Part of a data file
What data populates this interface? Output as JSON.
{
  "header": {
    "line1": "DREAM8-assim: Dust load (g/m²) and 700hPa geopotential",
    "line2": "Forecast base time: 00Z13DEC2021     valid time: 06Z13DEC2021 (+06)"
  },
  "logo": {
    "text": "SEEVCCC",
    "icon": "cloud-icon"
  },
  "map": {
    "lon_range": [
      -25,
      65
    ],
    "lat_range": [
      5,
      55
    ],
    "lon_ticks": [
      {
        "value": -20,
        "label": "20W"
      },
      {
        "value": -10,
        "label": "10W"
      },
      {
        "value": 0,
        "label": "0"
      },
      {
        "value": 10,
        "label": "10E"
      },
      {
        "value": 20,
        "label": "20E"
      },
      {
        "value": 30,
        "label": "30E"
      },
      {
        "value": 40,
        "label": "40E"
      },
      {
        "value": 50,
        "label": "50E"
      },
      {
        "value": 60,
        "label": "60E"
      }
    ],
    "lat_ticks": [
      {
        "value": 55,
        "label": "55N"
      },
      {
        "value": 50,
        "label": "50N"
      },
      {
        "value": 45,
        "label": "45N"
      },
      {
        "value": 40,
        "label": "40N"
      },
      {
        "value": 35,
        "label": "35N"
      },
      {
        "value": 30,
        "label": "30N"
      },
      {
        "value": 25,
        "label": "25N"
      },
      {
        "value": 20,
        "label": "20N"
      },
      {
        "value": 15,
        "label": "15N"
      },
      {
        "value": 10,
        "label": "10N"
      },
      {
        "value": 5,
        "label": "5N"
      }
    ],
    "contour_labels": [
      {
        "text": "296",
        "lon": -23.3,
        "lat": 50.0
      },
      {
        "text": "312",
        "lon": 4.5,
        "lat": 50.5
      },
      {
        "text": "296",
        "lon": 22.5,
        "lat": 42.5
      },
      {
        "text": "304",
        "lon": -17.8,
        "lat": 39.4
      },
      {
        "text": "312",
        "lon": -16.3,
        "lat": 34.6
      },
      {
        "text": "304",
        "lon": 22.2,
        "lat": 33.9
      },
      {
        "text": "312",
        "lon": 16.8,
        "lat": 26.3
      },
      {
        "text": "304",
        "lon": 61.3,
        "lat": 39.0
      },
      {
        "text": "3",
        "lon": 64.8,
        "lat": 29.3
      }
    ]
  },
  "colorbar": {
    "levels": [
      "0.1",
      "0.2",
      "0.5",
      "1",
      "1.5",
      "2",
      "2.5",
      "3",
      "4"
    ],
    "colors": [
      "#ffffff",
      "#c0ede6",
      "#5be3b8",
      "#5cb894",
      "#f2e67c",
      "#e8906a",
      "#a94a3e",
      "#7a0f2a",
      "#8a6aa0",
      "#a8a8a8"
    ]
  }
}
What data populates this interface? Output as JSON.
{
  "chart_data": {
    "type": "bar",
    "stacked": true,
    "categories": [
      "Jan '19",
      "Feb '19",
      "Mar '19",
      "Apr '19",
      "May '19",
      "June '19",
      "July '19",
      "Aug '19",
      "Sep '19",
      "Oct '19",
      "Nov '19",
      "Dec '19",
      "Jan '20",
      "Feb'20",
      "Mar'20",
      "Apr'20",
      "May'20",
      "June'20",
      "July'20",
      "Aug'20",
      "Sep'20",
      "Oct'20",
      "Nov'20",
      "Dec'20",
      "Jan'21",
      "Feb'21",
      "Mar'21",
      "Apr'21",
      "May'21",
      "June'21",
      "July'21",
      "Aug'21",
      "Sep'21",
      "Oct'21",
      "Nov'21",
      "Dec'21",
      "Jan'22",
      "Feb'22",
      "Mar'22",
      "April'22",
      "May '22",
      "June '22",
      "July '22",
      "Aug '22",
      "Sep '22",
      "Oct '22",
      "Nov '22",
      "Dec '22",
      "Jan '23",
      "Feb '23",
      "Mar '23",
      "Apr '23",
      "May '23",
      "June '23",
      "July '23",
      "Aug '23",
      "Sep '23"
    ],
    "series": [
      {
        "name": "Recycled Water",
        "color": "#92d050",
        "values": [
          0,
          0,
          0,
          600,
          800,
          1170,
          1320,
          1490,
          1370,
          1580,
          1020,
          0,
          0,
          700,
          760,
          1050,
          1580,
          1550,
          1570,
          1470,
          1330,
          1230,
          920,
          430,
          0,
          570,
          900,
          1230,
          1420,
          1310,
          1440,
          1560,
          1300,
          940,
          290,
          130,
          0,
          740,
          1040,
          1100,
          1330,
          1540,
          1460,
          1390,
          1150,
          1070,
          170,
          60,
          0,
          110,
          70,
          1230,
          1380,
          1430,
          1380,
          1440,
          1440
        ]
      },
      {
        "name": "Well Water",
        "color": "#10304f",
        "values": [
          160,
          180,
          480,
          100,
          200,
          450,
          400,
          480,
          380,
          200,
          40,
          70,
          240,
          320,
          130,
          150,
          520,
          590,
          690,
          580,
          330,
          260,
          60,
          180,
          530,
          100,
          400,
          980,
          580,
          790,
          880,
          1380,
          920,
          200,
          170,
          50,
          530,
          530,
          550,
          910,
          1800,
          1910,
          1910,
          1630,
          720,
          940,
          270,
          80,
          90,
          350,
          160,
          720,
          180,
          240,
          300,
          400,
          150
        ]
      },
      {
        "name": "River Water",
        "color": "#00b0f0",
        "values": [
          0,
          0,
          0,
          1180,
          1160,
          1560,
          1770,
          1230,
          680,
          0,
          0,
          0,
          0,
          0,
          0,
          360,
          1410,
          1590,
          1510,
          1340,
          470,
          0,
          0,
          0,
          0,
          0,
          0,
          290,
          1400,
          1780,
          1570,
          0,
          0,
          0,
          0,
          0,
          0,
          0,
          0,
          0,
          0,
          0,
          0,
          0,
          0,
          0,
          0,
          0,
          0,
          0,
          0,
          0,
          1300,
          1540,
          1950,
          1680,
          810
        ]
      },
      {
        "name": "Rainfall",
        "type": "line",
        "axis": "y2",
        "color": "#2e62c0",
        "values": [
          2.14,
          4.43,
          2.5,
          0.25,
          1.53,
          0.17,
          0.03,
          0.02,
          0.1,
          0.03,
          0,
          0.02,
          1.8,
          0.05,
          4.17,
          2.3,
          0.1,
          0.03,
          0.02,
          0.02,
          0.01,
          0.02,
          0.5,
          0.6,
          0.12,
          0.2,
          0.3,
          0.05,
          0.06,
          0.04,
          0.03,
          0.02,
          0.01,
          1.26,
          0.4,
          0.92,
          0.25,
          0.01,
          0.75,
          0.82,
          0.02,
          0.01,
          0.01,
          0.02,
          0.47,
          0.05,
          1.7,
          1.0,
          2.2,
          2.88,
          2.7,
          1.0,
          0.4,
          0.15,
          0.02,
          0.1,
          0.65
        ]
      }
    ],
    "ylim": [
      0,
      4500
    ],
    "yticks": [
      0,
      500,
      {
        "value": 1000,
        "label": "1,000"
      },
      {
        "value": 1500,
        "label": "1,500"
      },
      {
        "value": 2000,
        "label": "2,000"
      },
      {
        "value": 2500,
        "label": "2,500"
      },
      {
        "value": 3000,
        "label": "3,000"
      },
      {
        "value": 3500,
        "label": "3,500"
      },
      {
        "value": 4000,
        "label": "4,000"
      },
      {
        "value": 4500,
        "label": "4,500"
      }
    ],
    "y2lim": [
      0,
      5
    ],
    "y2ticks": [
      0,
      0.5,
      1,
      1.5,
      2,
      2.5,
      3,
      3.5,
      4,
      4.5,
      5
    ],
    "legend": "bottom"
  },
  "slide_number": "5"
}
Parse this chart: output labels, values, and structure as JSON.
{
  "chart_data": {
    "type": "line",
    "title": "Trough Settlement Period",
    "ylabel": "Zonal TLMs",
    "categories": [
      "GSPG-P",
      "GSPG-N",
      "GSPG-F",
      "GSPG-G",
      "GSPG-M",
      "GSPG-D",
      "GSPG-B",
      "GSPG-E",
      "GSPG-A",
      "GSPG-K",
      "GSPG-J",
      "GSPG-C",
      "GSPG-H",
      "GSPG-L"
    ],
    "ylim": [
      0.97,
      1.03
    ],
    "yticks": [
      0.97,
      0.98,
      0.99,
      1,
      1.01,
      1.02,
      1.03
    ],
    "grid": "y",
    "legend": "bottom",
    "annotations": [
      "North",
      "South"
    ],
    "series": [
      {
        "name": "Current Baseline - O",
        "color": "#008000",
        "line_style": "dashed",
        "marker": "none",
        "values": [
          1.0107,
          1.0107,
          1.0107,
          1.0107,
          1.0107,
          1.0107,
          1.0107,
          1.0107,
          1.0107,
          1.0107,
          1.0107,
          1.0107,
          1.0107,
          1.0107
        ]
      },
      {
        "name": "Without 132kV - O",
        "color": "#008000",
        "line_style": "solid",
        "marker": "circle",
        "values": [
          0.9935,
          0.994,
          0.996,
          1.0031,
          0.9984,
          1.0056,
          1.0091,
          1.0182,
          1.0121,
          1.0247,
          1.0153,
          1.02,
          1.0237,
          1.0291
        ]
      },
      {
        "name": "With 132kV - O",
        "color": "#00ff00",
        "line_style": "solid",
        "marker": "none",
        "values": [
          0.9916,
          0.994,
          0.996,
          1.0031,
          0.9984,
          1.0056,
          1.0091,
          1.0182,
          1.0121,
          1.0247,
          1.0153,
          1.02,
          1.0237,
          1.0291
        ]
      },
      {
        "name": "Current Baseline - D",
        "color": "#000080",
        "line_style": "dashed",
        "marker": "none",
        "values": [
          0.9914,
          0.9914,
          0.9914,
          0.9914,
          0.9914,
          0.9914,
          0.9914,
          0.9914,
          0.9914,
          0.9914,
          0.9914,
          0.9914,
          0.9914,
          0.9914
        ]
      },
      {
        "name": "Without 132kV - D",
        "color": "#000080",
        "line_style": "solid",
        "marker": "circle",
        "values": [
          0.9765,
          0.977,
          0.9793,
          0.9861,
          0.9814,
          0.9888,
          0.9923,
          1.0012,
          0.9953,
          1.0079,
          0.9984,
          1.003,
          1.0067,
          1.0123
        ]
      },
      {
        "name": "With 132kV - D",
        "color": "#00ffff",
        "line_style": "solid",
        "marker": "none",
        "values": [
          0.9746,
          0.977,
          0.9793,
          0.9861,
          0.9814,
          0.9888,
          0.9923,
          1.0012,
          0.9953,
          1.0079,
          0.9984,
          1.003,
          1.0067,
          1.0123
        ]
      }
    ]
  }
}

WRITTEN REQUEST:
Copy each line in the data that holds the word "July".

EXERCISE OUTPUT:
      "July '19",
      "July'20",
      "July'21",
      "July '22",
      "July '23",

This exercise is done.